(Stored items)
— Start —

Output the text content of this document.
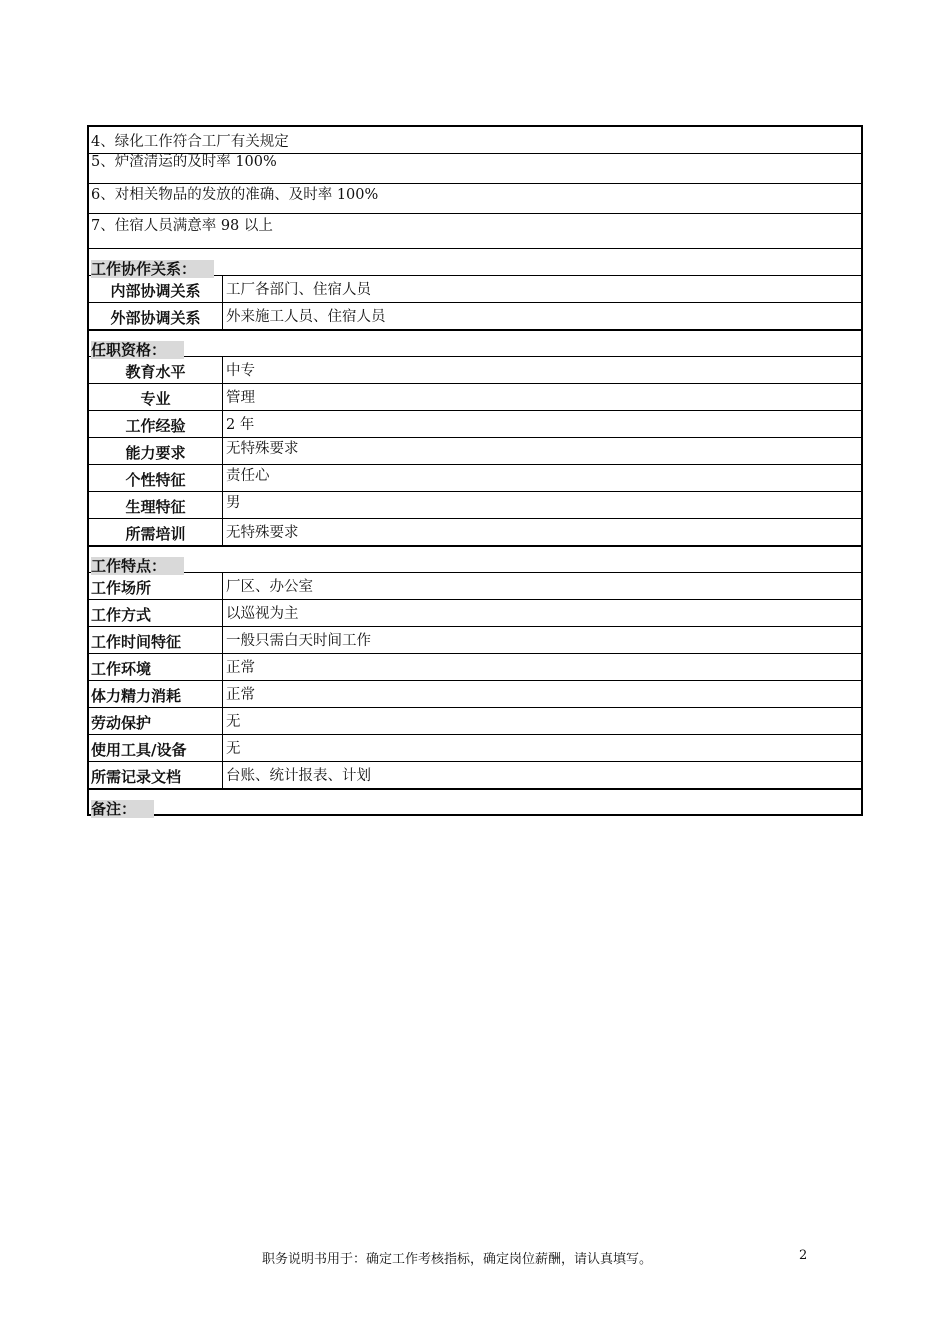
4、绿化工作符合工厂有关规定
5、炉渣清运的及时率 100%
6、对相关物品的发放的准确、及时率 100%
7、住宿人员满意率 98 以上
工作协作关系：
内部协调关系	工厂各部门、住宿人员
外部协调关系	外来施工人员、住宿人员
任职资格：
教育水平	中专
专业	管理
工作经验	2 年
能力要求	无特殊要求
个性特征	责任心
生理特征	男
所需培训	无特殊要求
工作特点：
工作场所	厂区、办公室
工作方式	以巡视为主
工作时间特征	一般只需白天时间工作
工作环境	正常
体力精力消耗	正常
劳动保护	无
使用工具/设备	无
所需记录文档	台账、统计报表、计划
备注：
职务说明书用于：确定工作考核指标，确定岗位薪酬，请认真填写。	2
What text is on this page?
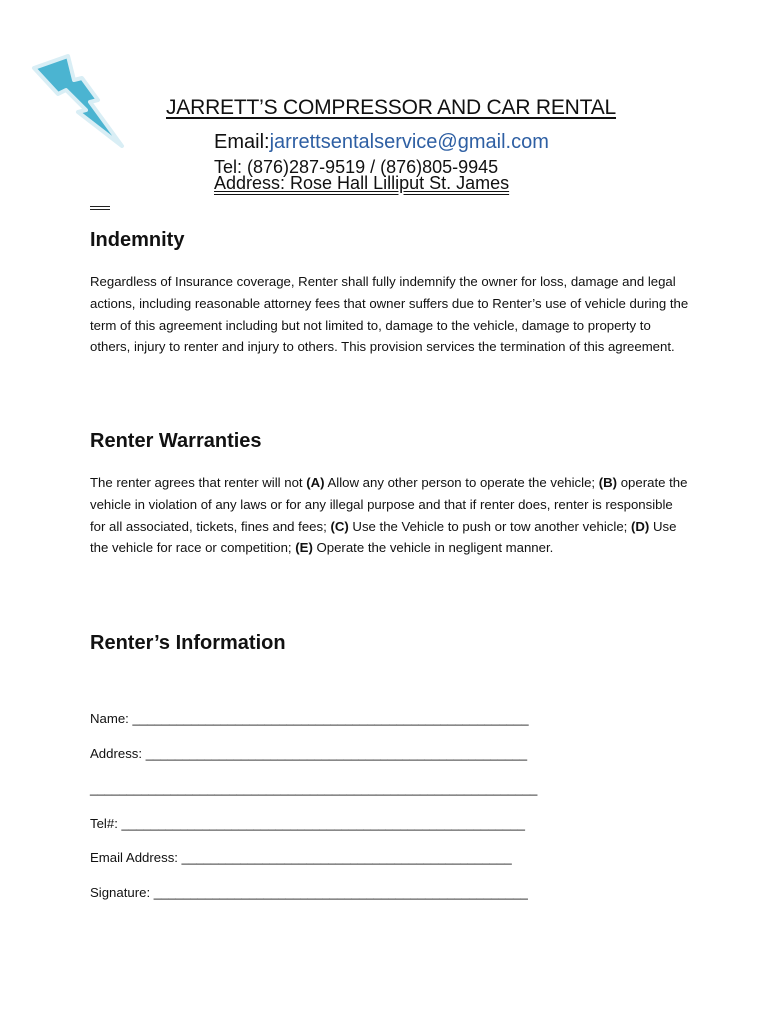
JARRETT’S COMPRESSOR AND CAR RENTAL
Email:jarrettsentalservice@gmail.com
Tel: (876)287-9519 / (876)805-9945
Address: Rose Hall Lilliput St. James
Indemnity
Regardless of Insurance coverage, Renter shall fully indemnify the owner for loss, damage and legal actions, including reasonable attorney fees that owner suffers due to Renter’s use of vehicle during the term of this agreement including but not limited to, damage to the vehicle, damage to property to others, injury to renter and injury to others. This provision services the termination of this agreement.
Renter Warranties
The renter agrees that renter will not (A) Allow any other person to operate the vehicle; (B) operate the vehicle in violation of any laws or for any illegal purpose and that if renter does, renter is responsible for all associated, tickets, fines and fees; (C) Use the Vehicle to push or tow another vehicle; (D) Use the vehicle for race or competition; (E) Operate the vehicle in negligent manner.
Renter’s Information
Name: ______________________________________________________
Address: ____________________________________________________
_____________________________________________________________
Tel#: _______________________________________________________
Email Address: _____________________________________________
Signature: ___________________________________________________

— End —

» What this task involves:
Pick every line with "Address" in it and copy it.

» Answer for this exercise:
Address: Rose Hall Lilliput St. James
Address: ____________________________________________________
Email Address: _____________________________________________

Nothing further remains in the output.